Task to complete:
For every line in the data below that contains "support", copy the line.

Records to use:
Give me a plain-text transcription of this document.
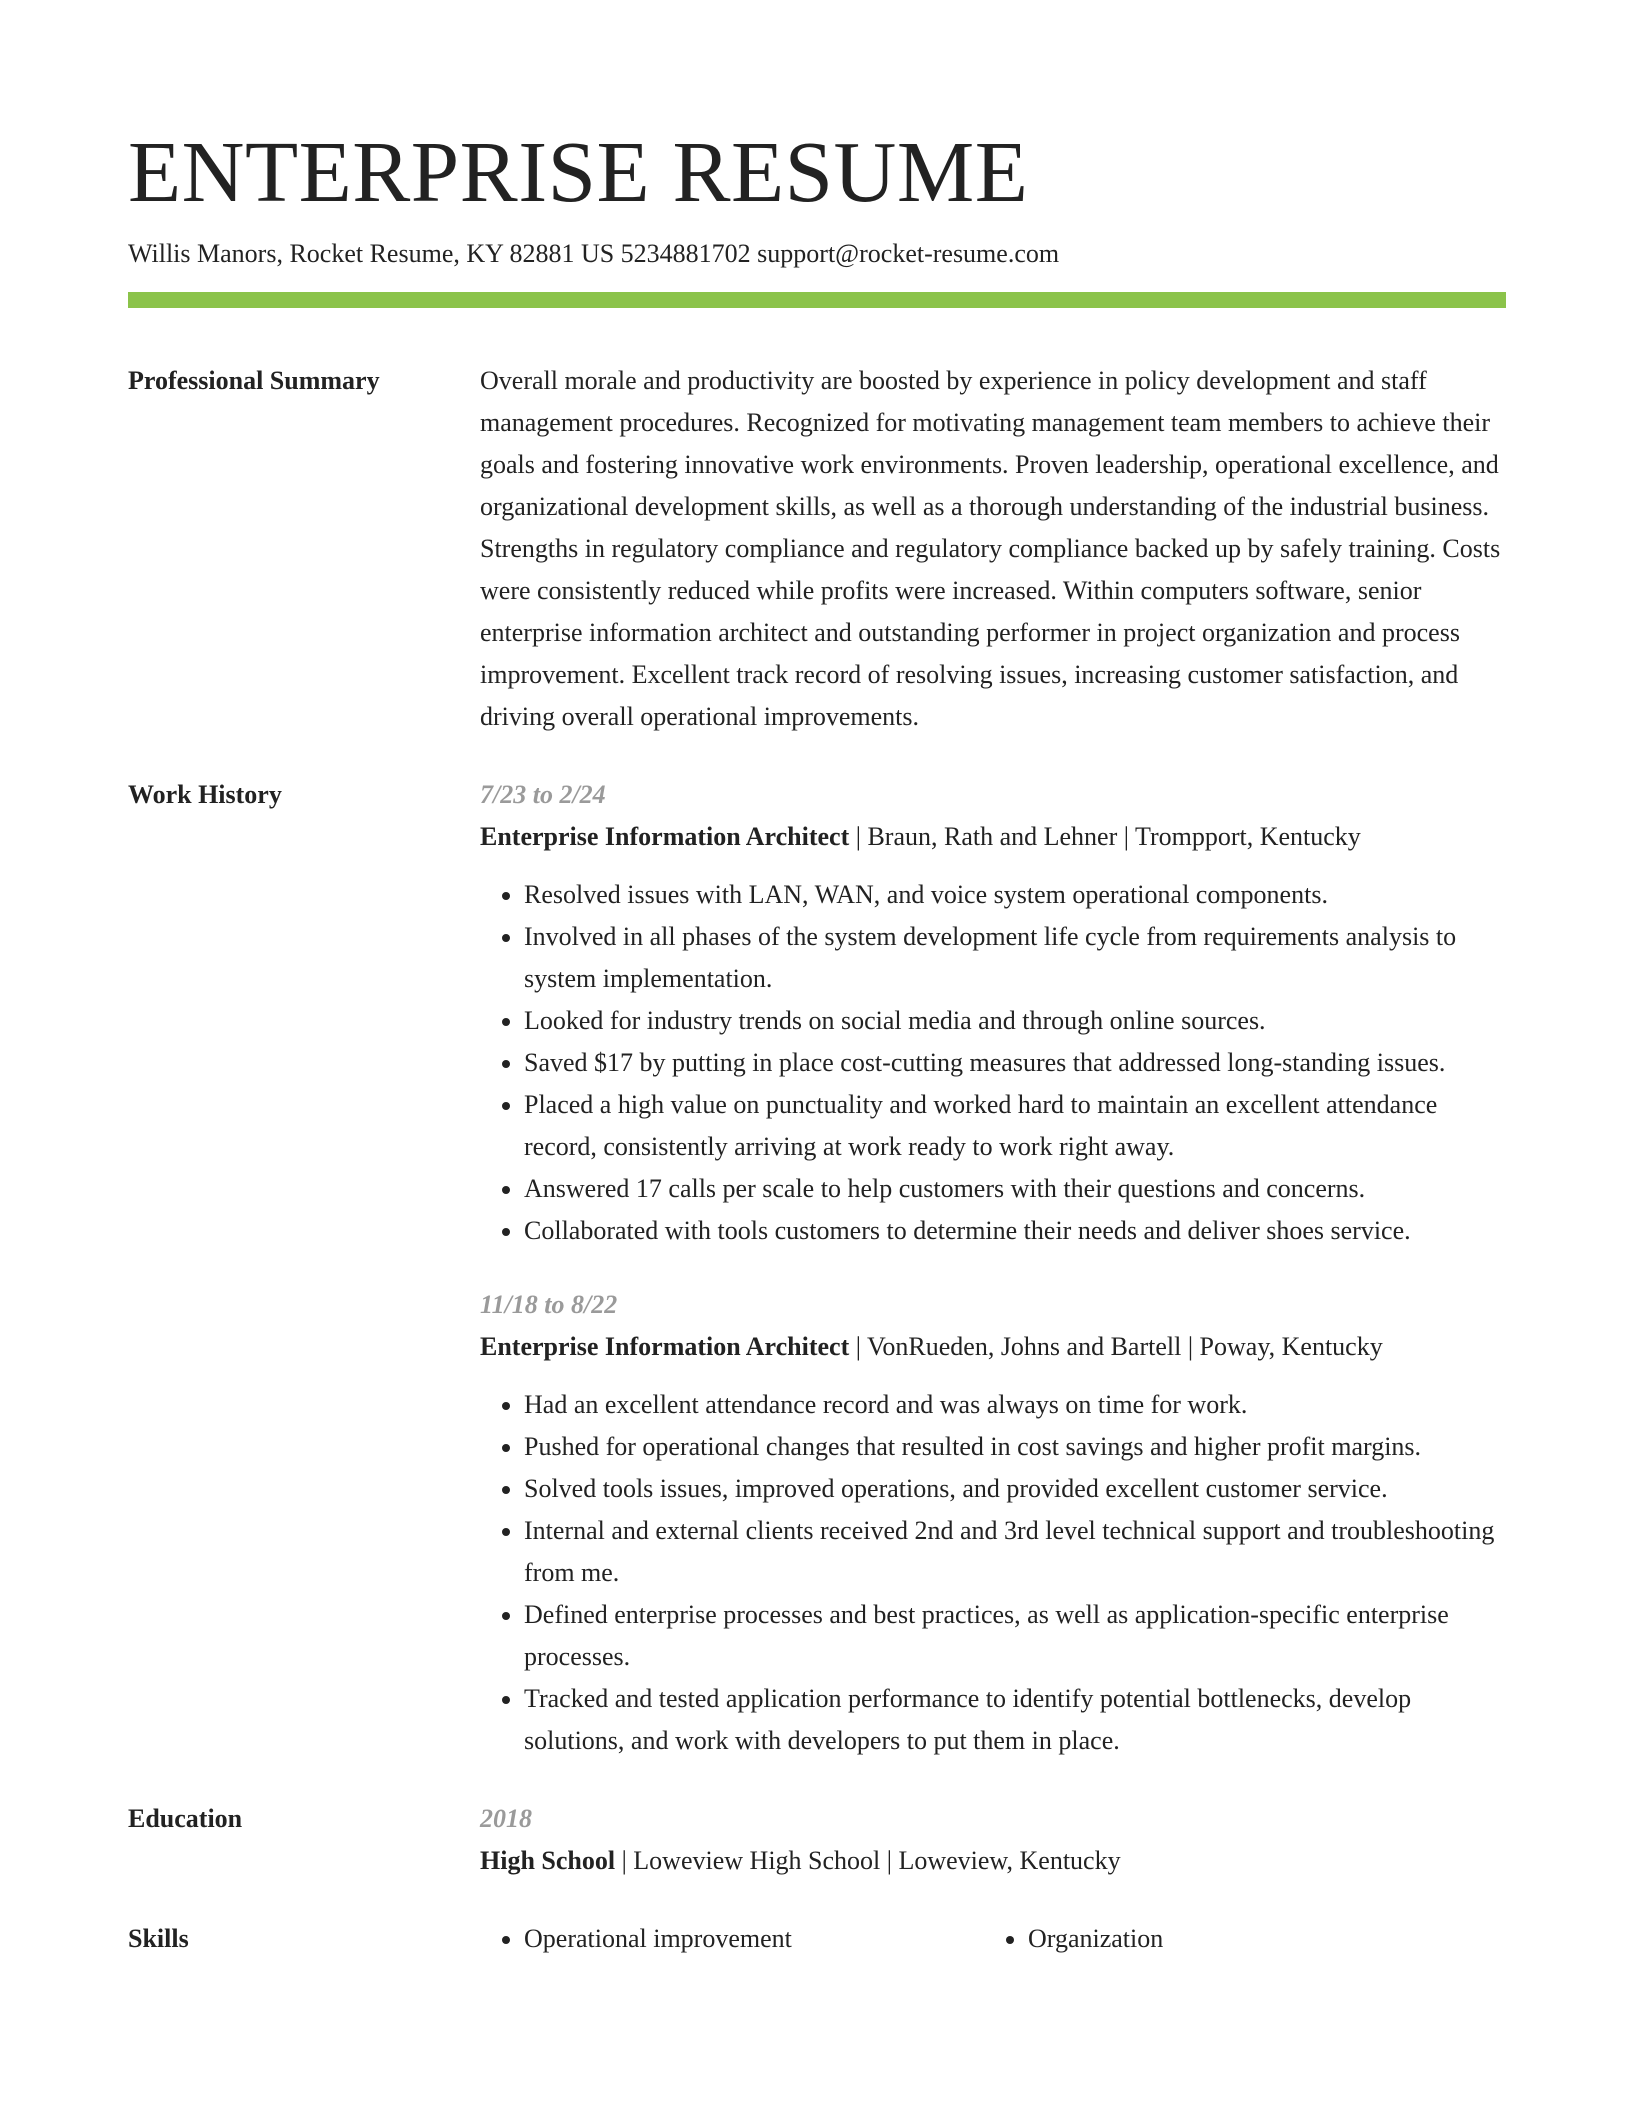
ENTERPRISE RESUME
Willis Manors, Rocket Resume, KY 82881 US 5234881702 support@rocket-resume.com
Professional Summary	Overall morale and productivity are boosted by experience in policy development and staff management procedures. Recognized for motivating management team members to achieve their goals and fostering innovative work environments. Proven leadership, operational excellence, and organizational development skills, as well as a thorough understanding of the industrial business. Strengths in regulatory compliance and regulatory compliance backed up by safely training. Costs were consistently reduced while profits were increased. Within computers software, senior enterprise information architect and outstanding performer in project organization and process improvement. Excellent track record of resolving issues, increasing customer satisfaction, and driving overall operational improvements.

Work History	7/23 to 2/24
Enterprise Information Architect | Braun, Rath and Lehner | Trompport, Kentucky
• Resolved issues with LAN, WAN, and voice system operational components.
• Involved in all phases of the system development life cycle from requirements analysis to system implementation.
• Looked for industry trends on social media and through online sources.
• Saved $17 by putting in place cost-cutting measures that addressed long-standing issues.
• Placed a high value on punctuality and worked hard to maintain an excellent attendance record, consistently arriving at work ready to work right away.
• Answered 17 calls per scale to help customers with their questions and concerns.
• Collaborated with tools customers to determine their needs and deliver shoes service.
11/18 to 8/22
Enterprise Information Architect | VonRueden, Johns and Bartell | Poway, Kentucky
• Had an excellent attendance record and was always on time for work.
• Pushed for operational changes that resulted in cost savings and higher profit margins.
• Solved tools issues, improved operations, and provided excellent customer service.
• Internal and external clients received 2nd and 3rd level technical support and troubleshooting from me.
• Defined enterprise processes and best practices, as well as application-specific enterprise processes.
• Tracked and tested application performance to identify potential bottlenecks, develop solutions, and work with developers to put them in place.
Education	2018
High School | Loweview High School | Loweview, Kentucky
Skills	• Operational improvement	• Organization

Answer to this exercise:
Willis Manors, Rocket Resume, KY 82881 US 5234881702 support@rocket-resume.com
• Internal and external clients received 2nd and 3rd level technical support and troubleshooting from me.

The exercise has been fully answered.